WORK TO COMPLETE:
Your task is to tally the lines of the listing containing the word "JSON" and report the figure alone.

────

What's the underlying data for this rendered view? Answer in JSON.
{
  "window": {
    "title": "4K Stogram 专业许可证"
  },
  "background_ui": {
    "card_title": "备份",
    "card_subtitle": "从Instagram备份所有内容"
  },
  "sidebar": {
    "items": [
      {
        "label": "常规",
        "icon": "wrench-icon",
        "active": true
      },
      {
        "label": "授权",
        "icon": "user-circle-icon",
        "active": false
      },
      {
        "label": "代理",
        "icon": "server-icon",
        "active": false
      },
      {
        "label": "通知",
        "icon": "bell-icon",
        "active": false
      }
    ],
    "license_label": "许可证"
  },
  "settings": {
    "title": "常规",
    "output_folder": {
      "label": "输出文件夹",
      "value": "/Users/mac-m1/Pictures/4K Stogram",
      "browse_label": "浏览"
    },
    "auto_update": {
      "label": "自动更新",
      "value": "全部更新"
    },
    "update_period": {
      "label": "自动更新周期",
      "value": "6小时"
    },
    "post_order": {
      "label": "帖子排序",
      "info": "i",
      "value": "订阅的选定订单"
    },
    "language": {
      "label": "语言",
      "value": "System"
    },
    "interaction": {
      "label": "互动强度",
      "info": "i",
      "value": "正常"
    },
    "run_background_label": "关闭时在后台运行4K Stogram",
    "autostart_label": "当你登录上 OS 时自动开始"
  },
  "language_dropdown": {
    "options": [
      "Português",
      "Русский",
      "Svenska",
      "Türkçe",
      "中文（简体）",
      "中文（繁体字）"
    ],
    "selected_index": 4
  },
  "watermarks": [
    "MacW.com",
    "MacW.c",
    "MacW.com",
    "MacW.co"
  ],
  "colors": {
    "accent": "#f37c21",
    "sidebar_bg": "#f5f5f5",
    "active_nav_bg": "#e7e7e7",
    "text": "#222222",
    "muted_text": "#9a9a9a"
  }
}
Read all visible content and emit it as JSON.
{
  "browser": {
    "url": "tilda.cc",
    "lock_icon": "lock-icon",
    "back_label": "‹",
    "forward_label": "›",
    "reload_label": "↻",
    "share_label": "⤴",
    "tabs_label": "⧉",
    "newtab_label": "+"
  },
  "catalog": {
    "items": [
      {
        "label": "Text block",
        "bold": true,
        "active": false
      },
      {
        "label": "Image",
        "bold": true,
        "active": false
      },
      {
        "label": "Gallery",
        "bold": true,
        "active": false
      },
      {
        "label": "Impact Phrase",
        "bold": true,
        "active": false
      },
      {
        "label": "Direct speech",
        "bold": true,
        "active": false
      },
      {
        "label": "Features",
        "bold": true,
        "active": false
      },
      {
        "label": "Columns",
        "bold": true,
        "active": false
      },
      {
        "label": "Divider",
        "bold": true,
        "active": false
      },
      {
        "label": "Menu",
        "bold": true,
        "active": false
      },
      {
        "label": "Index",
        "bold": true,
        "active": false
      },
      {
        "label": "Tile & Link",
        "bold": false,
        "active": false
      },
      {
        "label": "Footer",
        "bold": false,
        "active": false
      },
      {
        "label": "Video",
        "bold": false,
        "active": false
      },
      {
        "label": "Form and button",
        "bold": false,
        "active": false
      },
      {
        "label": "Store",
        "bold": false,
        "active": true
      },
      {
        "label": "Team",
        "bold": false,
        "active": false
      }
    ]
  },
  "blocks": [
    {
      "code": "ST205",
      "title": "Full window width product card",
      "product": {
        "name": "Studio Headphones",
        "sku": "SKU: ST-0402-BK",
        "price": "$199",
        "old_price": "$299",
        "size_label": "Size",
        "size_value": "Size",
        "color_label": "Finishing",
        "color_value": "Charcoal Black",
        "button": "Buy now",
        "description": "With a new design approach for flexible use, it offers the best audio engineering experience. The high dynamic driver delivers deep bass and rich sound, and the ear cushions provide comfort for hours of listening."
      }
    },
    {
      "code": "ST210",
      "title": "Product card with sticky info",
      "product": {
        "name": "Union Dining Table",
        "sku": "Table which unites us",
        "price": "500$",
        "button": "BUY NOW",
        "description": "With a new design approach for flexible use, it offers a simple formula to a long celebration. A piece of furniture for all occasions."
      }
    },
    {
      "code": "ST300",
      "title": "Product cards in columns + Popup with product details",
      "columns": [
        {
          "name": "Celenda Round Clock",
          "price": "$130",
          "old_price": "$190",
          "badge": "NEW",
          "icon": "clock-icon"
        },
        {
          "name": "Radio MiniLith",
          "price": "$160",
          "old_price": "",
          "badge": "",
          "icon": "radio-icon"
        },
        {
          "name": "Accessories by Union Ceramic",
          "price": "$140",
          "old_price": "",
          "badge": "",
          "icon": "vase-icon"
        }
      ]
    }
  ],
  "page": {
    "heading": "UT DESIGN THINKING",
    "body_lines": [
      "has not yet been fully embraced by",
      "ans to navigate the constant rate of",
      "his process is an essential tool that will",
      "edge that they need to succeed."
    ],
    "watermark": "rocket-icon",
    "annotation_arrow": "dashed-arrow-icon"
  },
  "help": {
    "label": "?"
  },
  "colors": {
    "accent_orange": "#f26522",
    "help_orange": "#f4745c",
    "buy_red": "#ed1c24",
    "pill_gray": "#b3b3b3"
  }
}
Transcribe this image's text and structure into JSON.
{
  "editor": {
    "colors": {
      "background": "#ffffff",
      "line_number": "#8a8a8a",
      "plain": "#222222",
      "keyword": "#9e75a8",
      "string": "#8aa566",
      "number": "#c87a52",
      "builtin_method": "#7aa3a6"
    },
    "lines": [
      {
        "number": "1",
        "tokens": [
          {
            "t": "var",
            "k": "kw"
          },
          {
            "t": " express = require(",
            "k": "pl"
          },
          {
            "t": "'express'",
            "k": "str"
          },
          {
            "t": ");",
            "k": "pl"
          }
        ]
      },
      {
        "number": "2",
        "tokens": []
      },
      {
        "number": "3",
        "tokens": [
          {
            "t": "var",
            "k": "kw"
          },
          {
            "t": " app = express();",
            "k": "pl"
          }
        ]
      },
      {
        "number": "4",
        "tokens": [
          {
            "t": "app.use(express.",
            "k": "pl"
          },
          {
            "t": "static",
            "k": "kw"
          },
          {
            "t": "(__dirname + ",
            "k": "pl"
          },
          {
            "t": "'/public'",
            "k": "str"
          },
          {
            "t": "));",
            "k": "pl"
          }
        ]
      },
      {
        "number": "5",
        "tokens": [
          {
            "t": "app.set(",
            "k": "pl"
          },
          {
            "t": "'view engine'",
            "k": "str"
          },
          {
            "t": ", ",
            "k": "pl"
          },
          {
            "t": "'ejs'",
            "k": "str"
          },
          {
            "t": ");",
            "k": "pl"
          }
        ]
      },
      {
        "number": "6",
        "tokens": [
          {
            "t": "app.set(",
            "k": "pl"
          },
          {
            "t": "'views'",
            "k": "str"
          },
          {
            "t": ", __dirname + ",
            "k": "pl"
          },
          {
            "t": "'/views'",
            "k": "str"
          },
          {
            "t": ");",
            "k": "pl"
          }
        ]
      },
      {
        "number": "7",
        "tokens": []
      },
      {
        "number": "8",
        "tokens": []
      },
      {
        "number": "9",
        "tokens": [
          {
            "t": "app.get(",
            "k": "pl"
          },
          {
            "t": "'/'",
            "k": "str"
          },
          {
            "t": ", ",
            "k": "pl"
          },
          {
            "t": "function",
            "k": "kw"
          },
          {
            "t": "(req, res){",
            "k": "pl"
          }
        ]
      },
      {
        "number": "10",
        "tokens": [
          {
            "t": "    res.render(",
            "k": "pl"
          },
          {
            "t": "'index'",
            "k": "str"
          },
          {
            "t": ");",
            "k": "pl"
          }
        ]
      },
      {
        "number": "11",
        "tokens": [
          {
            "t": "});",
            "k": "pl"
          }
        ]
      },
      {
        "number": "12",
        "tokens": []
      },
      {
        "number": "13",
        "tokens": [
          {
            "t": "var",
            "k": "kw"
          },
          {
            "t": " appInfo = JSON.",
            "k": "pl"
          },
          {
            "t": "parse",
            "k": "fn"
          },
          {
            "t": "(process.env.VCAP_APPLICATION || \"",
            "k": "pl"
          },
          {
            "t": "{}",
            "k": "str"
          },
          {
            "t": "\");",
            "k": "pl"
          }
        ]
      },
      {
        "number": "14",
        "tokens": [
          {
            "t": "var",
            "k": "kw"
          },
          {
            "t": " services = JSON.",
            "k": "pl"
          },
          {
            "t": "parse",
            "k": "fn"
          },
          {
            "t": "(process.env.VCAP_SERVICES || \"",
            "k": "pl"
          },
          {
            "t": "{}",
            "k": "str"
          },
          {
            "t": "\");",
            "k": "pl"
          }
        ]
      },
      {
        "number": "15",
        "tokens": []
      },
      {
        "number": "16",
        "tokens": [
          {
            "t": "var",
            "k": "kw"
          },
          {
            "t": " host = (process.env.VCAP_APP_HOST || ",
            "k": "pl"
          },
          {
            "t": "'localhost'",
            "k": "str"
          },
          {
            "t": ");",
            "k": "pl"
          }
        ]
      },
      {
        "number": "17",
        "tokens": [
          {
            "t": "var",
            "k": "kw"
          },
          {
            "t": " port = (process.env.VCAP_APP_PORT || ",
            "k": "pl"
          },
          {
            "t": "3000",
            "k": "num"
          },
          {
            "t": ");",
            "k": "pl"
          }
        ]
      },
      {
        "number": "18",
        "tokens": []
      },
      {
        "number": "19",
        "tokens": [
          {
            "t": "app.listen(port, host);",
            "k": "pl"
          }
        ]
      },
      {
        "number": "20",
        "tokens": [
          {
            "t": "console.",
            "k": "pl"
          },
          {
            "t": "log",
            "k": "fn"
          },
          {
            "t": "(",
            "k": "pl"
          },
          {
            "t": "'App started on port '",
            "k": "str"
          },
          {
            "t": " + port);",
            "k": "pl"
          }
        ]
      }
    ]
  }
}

────

EXERCISE ANSWER:
5